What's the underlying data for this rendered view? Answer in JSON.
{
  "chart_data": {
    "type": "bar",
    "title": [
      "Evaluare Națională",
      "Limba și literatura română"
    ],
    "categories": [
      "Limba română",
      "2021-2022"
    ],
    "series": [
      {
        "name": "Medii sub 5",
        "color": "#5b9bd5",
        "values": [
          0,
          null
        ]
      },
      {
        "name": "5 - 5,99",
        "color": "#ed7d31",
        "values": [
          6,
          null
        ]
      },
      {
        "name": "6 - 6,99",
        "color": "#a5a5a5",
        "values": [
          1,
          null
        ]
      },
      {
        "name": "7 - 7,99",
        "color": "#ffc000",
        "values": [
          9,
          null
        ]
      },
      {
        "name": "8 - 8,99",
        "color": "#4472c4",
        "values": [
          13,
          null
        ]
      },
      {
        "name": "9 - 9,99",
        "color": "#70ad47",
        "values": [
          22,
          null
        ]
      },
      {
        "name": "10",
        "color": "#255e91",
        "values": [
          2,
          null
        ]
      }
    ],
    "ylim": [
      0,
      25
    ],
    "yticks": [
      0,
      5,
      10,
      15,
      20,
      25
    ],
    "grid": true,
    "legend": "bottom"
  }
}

----------------------------------------

INSTRUCTIONS FOR THE TASK -> Your answer should be only a number: how many lines of the data above contain the string "română"?

EXERCISE RESULT -> 2